* JOB
Scan the records below for the word "Russia" and give only the number of lines that hold it.

BEGIN DATA SECTION

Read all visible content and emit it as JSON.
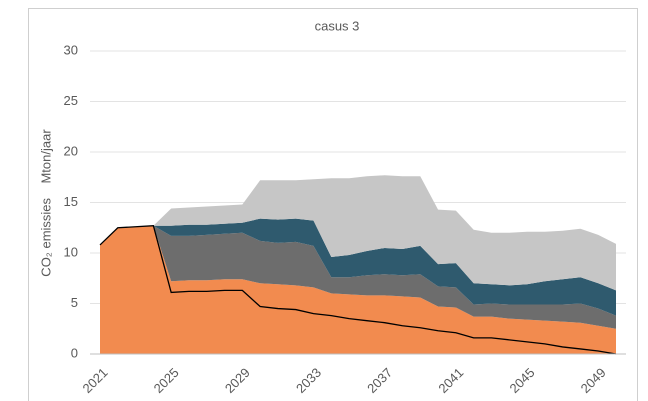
{
  "chart_data": {
    "type": "area",
    "stacked": true,
    "title": "casus 3",
    "ylabel": "CO₂ emissies    Mton/jaar",
    "x": [
      2021,
      2022,
      2023,
      2024,
      2025,
      2026,
      2027,
      2028,
      2029,
      2030,
      2031,
      2032,
      2033,
      2034,
      2035,
      2036,
      2037,
      2038,
      2039,
      2040,
      2041,
      2042,
      2043,
      2044,
      2045,
      2046,
      2047,
      2048,
      2049,
      2050
    ],
    "xlim": [
      2021,
      2050
    ],
    "xticks": [
      2021,
      2025,
      2029,
      2033,
      2037,
      2041,
      2045,
      2049
    ],
    "ylim": [
      0,
      30
    ],
    "yticks": [
      0,
      5,
      10,
      15,
      20,
      25,
      30
    ],
    "grid": true,
    "series": [
      {
        "color": "#f28b4f",
        "values": [
          10.8,
          12.5,
          12.6,
          12.7,
          7.2,
          7.3,
          7.3,
          7.4,
          7.4,
          7.0,
          6.9,
          6.8,
          6.6,
          6.0,
          5.9,
          5.8,
          5.8,
          5.7,
          5.6,
          4.7,
          4.6,
          3.7,
          3.7,
          3.5,
          3.4,
          3.3,
          3.2,
          3.1,
          2.8,
          2.5
        ]
      },
      {
        "color": "#6d6d6d",
        "values": [
          0,
          0,
          0,
          0,
          4.5,
          4.4,
          4.5,
          4.5,
          4.6,
          4.2,
          4.1,
          4.3,
          4.1,
          1.6,
          1.7,
          2.0,
          2.1,
          2.1,
          2.3,
          2.0,
          2.0,
          1.2,
          1.3,
          1.4,
          1.5,
          1.6,
          1.7,
          1.9,
          1.7,
          1.3
        ]
      },
      {
        "color": "#2f5a6e",
        "values": [
          0,
          0,
          0,
          0,
          1.0,
          1.1,
          1.0,
          1.0,
          1.0,
          2.2,
          2.3,
          2.3,
          2.5,
          2.0,
          2.2,
          2.4,
          2.6,
          2.6,
          2.8,
          2.2,
          2.4,
          2.1,
          1.9,
          1.9,
          2.0,
          2.3,
          2.5,
          2.6,
          2.5,
          2.5
        ]
      },
      {
        "color": "#c6c6c6",
        "values": [
          0,
          0,
          0,
          0,
          1.7,
          1.7,
          1.8,
          1.8,
          1.8,
          3.8,
          3.9,
          3.8,
          4.1,
          7.8,
          7.6,
          7.4,
          7.2,
          7.2,
          6.9,
          5.4,
          5.2,
          5.3,
          5.1,
          5.2,
          5.2,
          4.9,
          4.8,
          4.8,
          4.8,
          4.6
        ]
      },
      {
        "color": "#000000",
        "style": "line",
        "values": [
          10.8,
          12.5,
          12.6,
          12.7,
          6.1,
          6.2,
          6.2,
          6.3,
          6.3,
          4.7,
          4.5,
          4.4,
          4.0,
          3.8,
          3.5,
          3.3,
          3.1,
          2.8,
          2.6,
          2.3,
          2.1,
          1.6,
          1.6,
          1.4,
          1.2,
          1.0,
          0.7,
          0.5,
          0.3,
          0.0
        ]
      }
    ]
  }
}
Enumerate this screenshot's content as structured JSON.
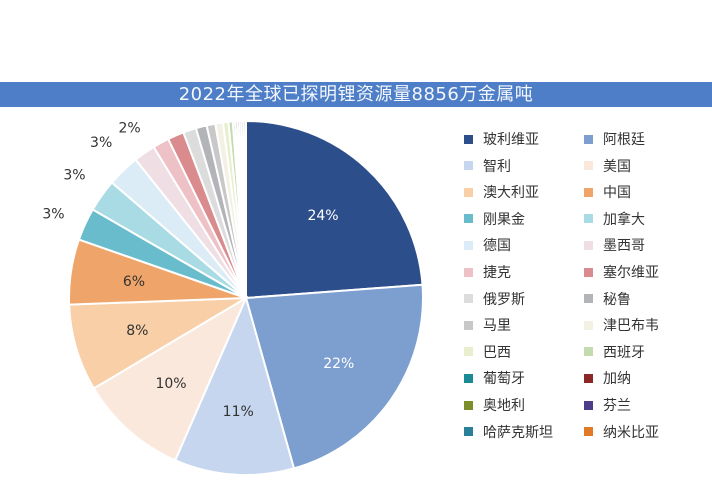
{
  "chart_data": {
    "type": "pie",
    "title": "2022年全球已探明锂资源量8856万金属吨",
    "start_angle_deg": 0,
    "direction": "clockwise",
    "slices": [
      {
        "name": "玻利维亚",
        "value": 24,
        "label": "24%",
        "color": "#2c4e8a"
      },
      {
        "name": "阿根廷",
        "value": 22,
        "label": "22%",
        "color": "#7c9fcf"
      },
      {
        "name": "智利",
        "value": 11,
        "label": "11%",
        "color": "#c6d6ee"
      },
      {
        "name": "美国",
        "value": 10,
        "label": "10%",
        "color": "#fbe8dc"
      },
      {
        "name": "澳大利亚",
        "value": 8,
        "label": "8%",
        "color": "#f8cfa6"
      },
      {
        "name": "中国",
        "value": 6,
        "label": "6%",
        "color": "#efa569"
      },
      {
        "name": "刚果金",
        "value": 3,
        "label": "3%",
        "color": "#68bccb"
      },
      {
        "name": "加拿大",
        "value": 3,
        "label": "3%",
        "color": "#a8dbe4"
      },
      {
        "name": "德国",
        "value": 3,
        "label": "3%",
        "color": "#dcecf6"
      },
      {
        "name": "墨西哥",
        "value": 2,
        "label": "2%",
        "color": "#efdfe4"
      },
      {
        "name": "捷克",
        "value": 1.5,
        "label": "",
        "color": "#edc1c6"
      },
      {
        "name": "塞尔维亚",
        "value": 1.5,
        "label": "",
        "color": "#d98b8e"
      },
      {
        "name": "俄罗斯",
        "value": 1.2,
        "label": "",
        "color": "#dcdcdc"
      },
      {
        "name": "秘鲁",
        "value": 1.0,
        "label": "",
        "color": "#b2b4b8"
      },
      {
        "name": "马里",
        "value": 0.8,
        "label": "",
        "color": "#c8c8c8"
      },
      {
        "name": "津巴布韦",
        "value": 0.7,
        "label": "",
        "color": "#f3f0e4"
      },
      {
        "name": "巴西",
        "value": 0.5,
        "label": "",
        "color": "#e8efce"
      },
      {
        "name": "西班牙",
        "value": 0.4,
        "label": "",
        "color": "#c3dbae"
      },
      {
        "name": "葡萄牙",
        "value": 0.2,
        "label": "",
        "color": "#1a8a95"
      },
      {
        "name": "加纳",
        "value": 0.2,
        "label": "",
        "color": "#8b2727"
      },
      {
        "name": "奥地利",
        "value": 0.2,
        "label": "",
        "color": "#7c8e2c"
      },
      {
        "name": "芬兰",
        "value": 0.2,
        "label": "",
        "color": "#4d3d88"
      },
      {
        "name": "哈萨克斯坦",
        "value": 0.2,
        "label": "",
        "color": "#2b8099"
      },
      {
        "name": "纳米比亚",
        "value": 0.2,
        "label": "",
        "color": "#e07a25"
      }
    ]
  }
}
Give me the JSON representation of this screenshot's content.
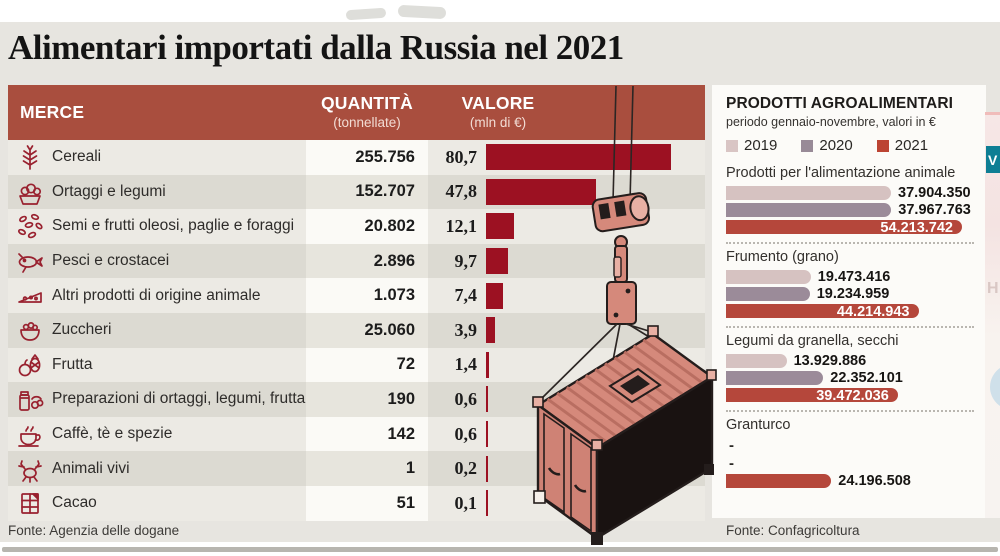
{
  "title": "Alimentari importati dalla Russia nel 2021",
  "table": {
    "headers": {
      "merce": "MERCE",
      "quantita": "QUANTITÀ",
      "quantita_sub": "(tonnellate)",
      "valore": "VALORE",
      "valore_sub": "(mln di €)"
    },
    "rows": [
      {
        "icon": "wheat-icon",
        "label": "Cereali",
        "quantita": "255.756",
        "valore": "80,7",
        "valore_num": 80.7
      },
      {
        "icon": "vegetables-icon",
        "label": "Ortaggi e legumi",
        "quantita": "152.707",
        "valore": "47,8",
        "valore_num": 47.8
      },
      {
        "icon": "seeds-icon",
        "label": "Semi e frutti oleosi, paglie e foraggi",
        "quantita": "20.802",
        "valore": "12,1",
        "valore_num": 12.1
      },
      {
        "icon": "fish-icon",
        "label": "Pesci e crostacei",
        "quantita": "2.896",
        "valore": "9,7",
        "valore_num": 9.7
      },
      {
        "icon": "cheese-icon",
        "label": "Altri prodotti di origine animale",
        "quantita": "1.073",
        "valore": "7,4",
        "valore_num": 7.4
      },
      {
        "icon": "sugar-icon",
        "label": "Zuccheri",
        "quantita": "25.060",
        "valore": "3,9",
        "valore_num": 3.9
      },
      {
        "icon": "fruit-icon",
        "label": "Frutta",
        "quantita": "72",
        "valore": "1,4",
        "valore_num": 1.4
      },
      {
        "icon": "preserves-icon",
        "label": "Preparazioni di ortaggi, legumi, frutta",
        "quantita": "190",
        "valore": "0,6",
        "valore_num": 0.6
      },
      {
        "icon": "coffee-icon",
        "label": "Caffè, tè e spezie",
        "quantita": "142",
        "valore": "0,6",
        "valore_num": 0.6
      },
      {
        "icon": "crustacean-icon",
        "label": "Animali vivi",
        "quantita": "1",
        "valore": "0,2",
        "valore_num": 0.2
      },
      {
        "icon": "chocolate-icon",
        "label": "Cacao",
        "quantita": "51",
        "valore": "0,1",
        "valore_num": 0.1
      }
    ],
    "max_value": 80.7,
    "source": "Fonte: Agenzia delle dogane"
  },
  "panel": {
    "title": "PRODOTTI AGROALIMENTARI",
    "subtitle": "periodo gennaio-novembre, valori in €",
    "legend": [
      {
        "label": "2019",
        "color": "#d9c5c4"
      },
      {
        "label": "2020",
        "color": "#988a97"
      },
      {
        "label": "2021",
        "color": "#bc4433"
      }
    ],
    "max_num": 54213742,
    "groups": [
      {
        "label": "Prodotti per l'alimentazione animale",
        "bars": [
          {
            "year": "2019",
            "value": "37.904.350",
            "num": 37904350,
            "inside": false
          },
          {
            "year": "2020",
            "value": "37.967.763",
            "num": 37967763,
            "inside": false
          },
          {
            "year": "2021",
            "value": "54.213.742",
            "num": 54213742,
            "inside": true
          }
        ]
      },
      {
        "label": "Frumento (grano)",
        "bars": [
          {
            "year": "2019",
            "value": "19.473.416",
            "num": 19473416,
            "inside": false
          },
          {
            "year": "2020",
            "value": "19.234.959",
            "num": 19234959,
            "inside": false
          },
          {
            "year": "2021",
            "value": "44.214.943",
            "num": 44214943,
            "inside": true
          }
        ]
      },
      {
        "label": "Legumi da granella, secchi",
        "bars": [
          {
            "year": "2019",
            "value": "13.929.886",
            "num": 13929886,
            "inside": false
          },
          {
            "year": "2020",
            "value": "22.352.101",
            "num": 22352101,
            "inside": false
          },
          {
            "year": "2021",
            "value": "39.472.036",
            "num": 39472036,
            "inside": true
          }
        ]
      },
      {
        "label": "Granturco",
        "bars": [
          {
            "year": "2019",
            "value": "-",
            "num": null,
            "inside": false
          },
          {
            "year": "2020",
            "value": "-",
            "num": null,
            "inside": false
          },
          {
            "year": "2021",
            "value": "24.196.508",
            "num": 24196508,
            "inside": false
          }
        ]
      }
    ],
    "source": "Fonte: Confagricoltura",
    "video_badge": "V"
  },
  "colors": {
    "background": "#e7e5e0",
    "table_header": "#a94e3e",
    "value_bar": "#9c1122",
    "bar_2019": "#d6c2c1",
    "bar_2020": "#9b8b99",
    "bar_2021": "#b5473b",
    "video_badge": "#0e7e94",
    "icon_stroke": "#99212f"
  },
  "chart_data": [
    {
      "type": "table",
      "title": "Alimentari importati dalla Russia nel 2021",
      "columns": [
        "MERCE",
        "QUANTITÀ (tonnellate)",
        "VALORE (mln di €)"
      ],
      "categories": [
        "Cereali",
        "Ortaggi e legumi",
        "Semi e frutti oleosi, paglie e foraggi",
        "Pesci e crostacei",
        "Altri prodotti di origine animale",
        "Zuccheri",
        "Frutta",
        "Preparazioni di ortaggi, legumi, frutta",
        "Caffè, tè e spezie",
        "Animali vivi",
        "Cacao"
      ],
      "series": [
        {
          "name": "Quantità (tonnellate)",
          "values": [
            255756,
            152707,
            20802,
            2896,
            1073,
            25060,
            72,
            190,
            142,
            1,
            51
          ]
        },
        {
          "name": "Valore (mln di €)",
          "values": [
            80.7,
            47.8,
            12.1,
            9.7,
            7.4,
            3.9,
            1.4,
            0.6,
            0.6,
            0.2,
            0.1
          ]
        }
      ],
      "bar_series": "Valore (mln di €)",
      "xlim": [
        0,
        80.7
      ],
      "source": "Fonte: Agenzia delle dogane"
    },
    {
      "type": "bar",
      "title": "PRODOTTI AGROALIMENTARI",
      "subtitle": "periodo gennaio-novembre, valori in €",
      "categories": [
        "Prodotti per l'alimentazione animale",
        "Frumento (grano)",
        "Legumi da granella, secchi",
        "Granturco"
      ],
      "series": [
        {
          "name": "2019",
          "values": [
            37904350,
            19473416,
            13929886,
            null
          ]
        },
        {
          "name": "2020",
          "values": [
            37967763,
            19234959,
            22352101,
            null
          ]
        },
        {
          "name": "2021",
          "values": [
            54213742,
            44214943,
            39472036,
            24196508
          ]
        }
      ],
      "legend_position": "top",
      "xlim": [
        0,
        54213742
      ],
      "source": "Fonte: Confagricoltura"
    }
  ]
}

END DATA SECTION

* OUTPUT FOR THIS TASK
2